What is expected:
Take each line that has the word "this" and return it.

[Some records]
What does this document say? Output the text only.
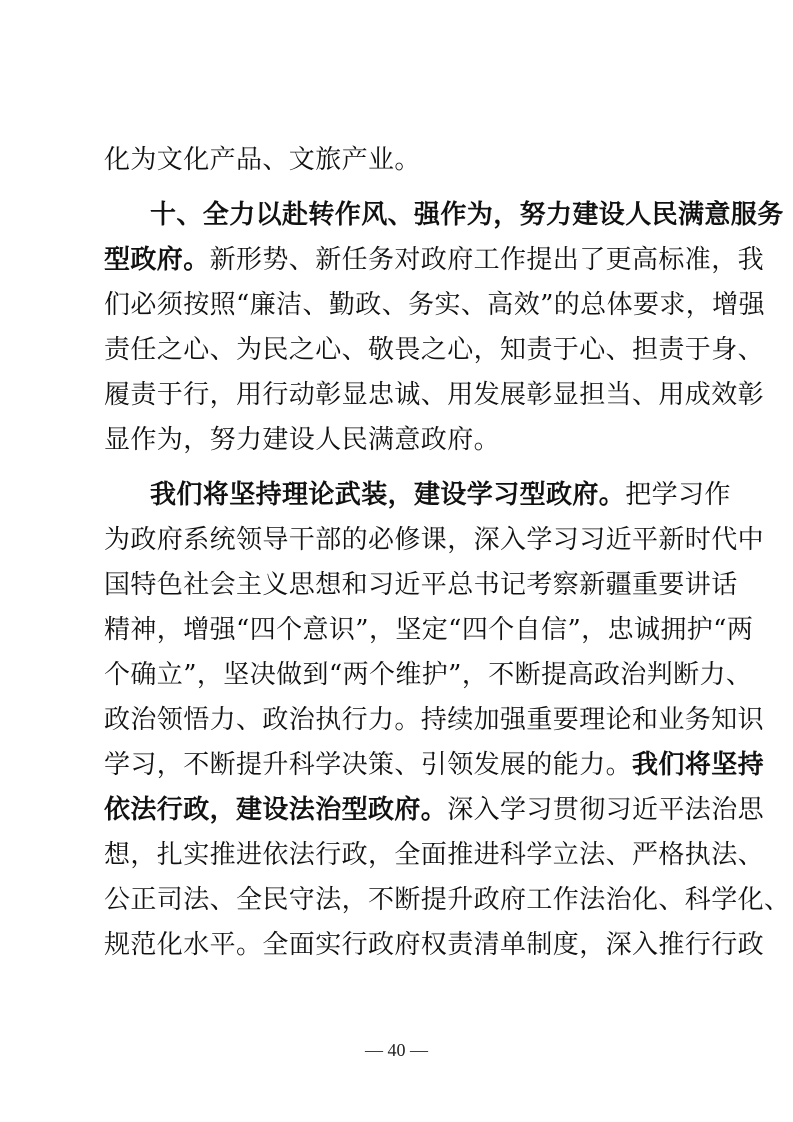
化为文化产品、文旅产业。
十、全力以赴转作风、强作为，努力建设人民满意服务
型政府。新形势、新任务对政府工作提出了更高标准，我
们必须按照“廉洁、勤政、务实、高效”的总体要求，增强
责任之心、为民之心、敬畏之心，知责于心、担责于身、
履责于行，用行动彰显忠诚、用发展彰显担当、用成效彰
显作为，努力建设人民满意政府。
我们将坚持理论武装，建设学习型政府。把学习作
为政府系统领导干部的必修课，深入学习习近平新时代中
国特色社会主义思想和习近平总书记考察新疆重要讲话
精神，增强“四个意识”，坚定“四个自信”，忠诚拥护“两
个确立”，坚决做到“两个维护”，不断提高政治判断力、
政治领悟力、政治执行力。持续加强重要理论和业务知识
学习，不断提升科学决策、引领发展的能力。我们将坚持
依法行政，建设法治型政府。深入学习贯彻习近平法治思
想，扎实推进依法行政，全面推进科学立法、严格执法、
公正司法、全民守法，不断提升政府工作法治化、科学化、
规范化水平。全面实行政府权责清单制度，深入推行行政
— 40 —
...
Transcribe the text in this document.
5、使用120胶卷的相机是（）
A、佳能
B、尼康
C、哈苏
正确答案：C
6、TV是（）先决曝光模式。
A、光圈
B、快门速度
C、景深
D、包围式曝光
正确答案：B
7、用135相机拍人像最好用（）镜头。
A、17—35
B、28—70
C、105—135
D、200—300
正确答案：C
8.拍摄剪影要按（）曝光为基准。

Written answer:
What does this document say? Output the text only.
Transcribe the text in this document.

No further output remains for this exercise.